- What to do: Write out the entire listing below exactly, with the pictures left out.

==== Records for this task ====

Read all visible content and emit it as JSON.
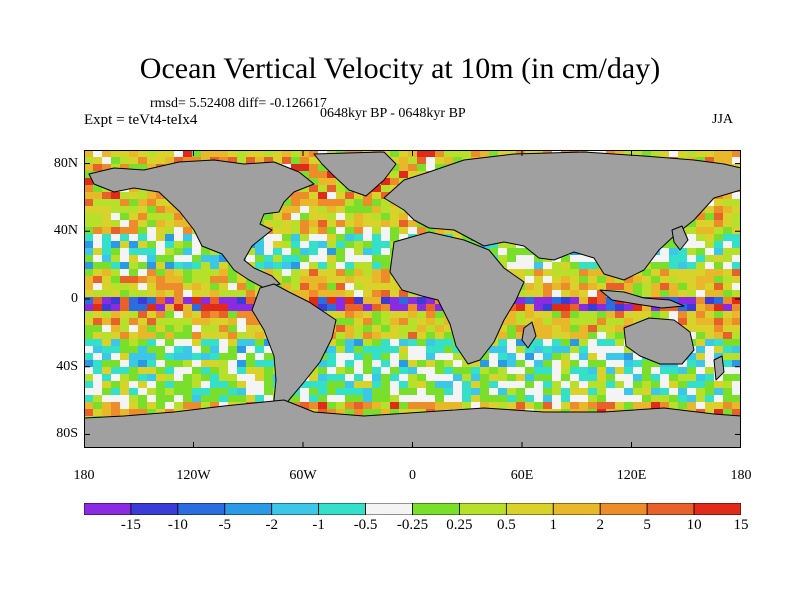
{
  "title": "Ocean Vertical Velocity at 10m (in cm/day)",
  "stats": "rmsd= 5.52408 diff= -0.126617",
  "experiment": "Expt = teVt4-teIx4",
  "period": "0648kyr BP - 0648kyr BP",
  "season": "JJA",
  "map": {
    "lat_ticks": [
      {
        "label": "80N",
        "lat": 80
      },
      {
        "label": "40N",
        "lat": 40
      },
      {
        "label": "0",
        "lat": 0
      },
      {
        "label": "40S",
        "lat": -40
      },
      {
        "label": "80S",
        "lat": -80
      }
    ],
    "lon_ticks": [
      {
        "label": "180",
        "lon": -180
      },
      {
        "label": "120W",
        "lon": -120
      },
      {
        "label": "60W",
        "lon": -60
      },
      {
        "label": "0",
        "lon": 0
      },
      {
        "label": "60E",
        "lon": 60
      },
      {
        "label": "120E",
        "lon": 120
      },
      {
        "label": "180",
        "lon": 180
      }
    ],
    "land_color": "#a0a0a0"
  },
  "colorbar": {
    "colors": [
      "#8a2be2",
      "#3b3bd8",
      "#2b6de0",
      "#2a9ae6",
      "#3cc6e8",
      "#34e0c8",
      "#f4f4f4",
      "#7adf2a",
      "#b7e02a",
      "#d8d22a",
      "#e8b82a",
      "#ec8c2a",
      "#e8602a",
      "#e02a1a"
    ],
    "labels": [
      "-15",
      "-10",
      "-5",
      "-2",
      "-1",
      "-0.5",
      "-0.25",
      "0.25",
      "0.5",
      "1",
      "2",
      "5",
      "10",
      "15"
    ]
  }
}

====

- Problem solution:
Read all visible content and emit it as JSON.
{
  "title": "Ocean Vertical Velocity at 10m (in cm/day)",
  "stats": "rmsd= 5.52408 diff= -0.126617",
  "experiment": "Expt = teVt4-teIx4",
  "period": "0648kyr BP - 0648kyr BP",
  "season": "JJA",
  "map": {
    "lat_ticks": [
      {
        "label": "80N",
        "lat": 80
      },
      {
        "label": "40N",
        "lat": 40
      },
      {
        "label": "0",
        "lat": 0
      },
      {
        "label": "40S",
        "lat": -40
      },
      {
        "label": "80S",
        "lat": -80
      }
    ],
    "lon_ticks": [
      {
        "label": "180",
        "lon": -180
      },
      {
        "label": "120W",
        "lon": -120
      },
      {
        "label": "60W",
        "lon": -60
      },
      {
        "label": "0",
        "lon": 0
      },
      {
        "label": "60E",
        "lon": 60
      },
      {
        "label": "120E",
        "lon": 120
      },
      {
        "label": "180",
        "lon": 180
      }
    ],
    "land_color": "#a0a0a0"
  },
  "colorbar": {
    "colors": [
      "#8a2be2",
      "#3b3bd8",
      "#2b6de0",
      "#2a9ae6",
      "#3cc6e8",
      "#34e0c8",
      "#f4f4f4",
      "#7adf2a",
      "#b7e02a",
      "#d8d22a",
      "#e8b82a",
      "#ec8c2a",
      "#e8602a",
      "#e02a1a"
    ],
    "labels": [
      "-15",
      "-10",
      "-5",
      "-2",
      "-1",
      "-0.5",
      "-0.25",
      "0.25",
      "0.5",
      "1",
      "2",
      "5",
      "10",
      "15"
    ]
  }
}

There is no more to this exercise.